Rewrite the items below, replacing each occurrence of "Bar" with "Column" and keeping everything else unchanged.

======== RECORDS SHOWN ========

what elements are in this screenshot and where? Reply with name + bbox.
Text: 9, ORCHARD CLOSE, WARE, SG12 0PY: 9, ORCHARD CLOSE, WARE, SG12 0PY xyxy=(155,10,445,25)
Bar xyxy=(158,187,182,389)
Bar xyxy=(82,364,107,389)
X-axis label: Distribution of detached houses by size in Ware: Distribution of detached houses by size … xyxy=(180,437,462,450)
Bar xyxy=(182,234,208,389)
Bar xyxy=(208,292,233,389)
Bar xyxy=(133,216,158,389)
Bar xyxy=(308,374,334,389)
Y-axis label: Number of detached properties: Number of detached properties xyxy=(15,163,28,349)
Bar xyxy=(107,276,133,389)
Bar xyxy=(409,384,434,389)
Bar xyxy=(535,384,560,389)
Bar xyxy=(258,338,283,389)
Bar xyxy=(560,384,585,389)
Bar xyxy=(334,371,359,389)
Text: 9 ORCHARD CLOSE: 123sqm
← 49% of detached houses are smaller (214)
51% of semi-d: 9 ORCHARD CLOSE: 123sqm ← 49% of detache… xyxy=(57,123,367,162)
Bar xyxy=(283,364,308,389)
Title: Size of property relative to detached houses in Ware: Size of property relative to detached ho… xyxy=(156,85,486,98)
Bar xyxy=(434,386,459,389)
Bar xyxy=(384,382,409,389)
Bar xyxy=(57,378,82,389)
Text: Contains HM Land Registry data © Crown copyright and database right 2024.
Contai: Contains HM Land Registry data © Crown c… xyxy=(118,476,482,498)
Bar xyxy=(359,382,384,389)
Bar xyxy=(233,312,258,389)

========

## FULL ANSWER
what elements are in this screenshot and where? Reply with name + bbox.
Text: 9, ORCHARD CLOSE, WARE, SG12 0PY: 9, ORCHARD CLOSE, WARE, SG12 0PY xyxy=(155,10,445,25)
Column xyxy=(158,187,182,389)
Column xyxy=(82,364,107,389)
X-axis label: Distribution of detached houses by size in Ware: Distribution of detached houses by size … xyxy=(180,437,462,450)
Column xyxy=(182,234,208,389)
Column xyxy=(208,292,233,389)
Column xyxy=(133,216,158,389)
Column xyxy=(308,374,334,389)
Y-axis label: Number of detached properties: Number of detached properties xyxy=(15,163,28,349)
Column xyxy=(107,276,133,389)
Column xyxy=(409,384,434,389)
Column xyxy=(535,384,560,389)
Column xyxy=(258,338,283,389)
Column xyxy=(560,384,585,389)
Column xyxy=(334,371,359,389)
Text: 9 ORCHARD CLOSE: 123sqm
← 49% of detached houses are smaller (214)
51% of semi-d: 9 ORCHARD CLOSE: 123sqm ← 49% of detache… xyxy=(57,123,367,162)
Column xyxy=(283,364,308,389)
Title: Size of property relative to detached houses in Ware: Size of property relative to detached ho… xyxy=(156,85,486,98)
Column xyxy=(434,386,459,389)
Column xyxy=(384,382,409,389)
Column xyxy=(57,378,82,389)
Text: Contains HM Land Registry data © Crown copyright and database right 2024.
Contai: Contains HM Land Registry data © Crown c… xyxy=(118,476,482,498)
Column xyxy=(359,382,384,389)
Column xyxy=(233,312,258,389)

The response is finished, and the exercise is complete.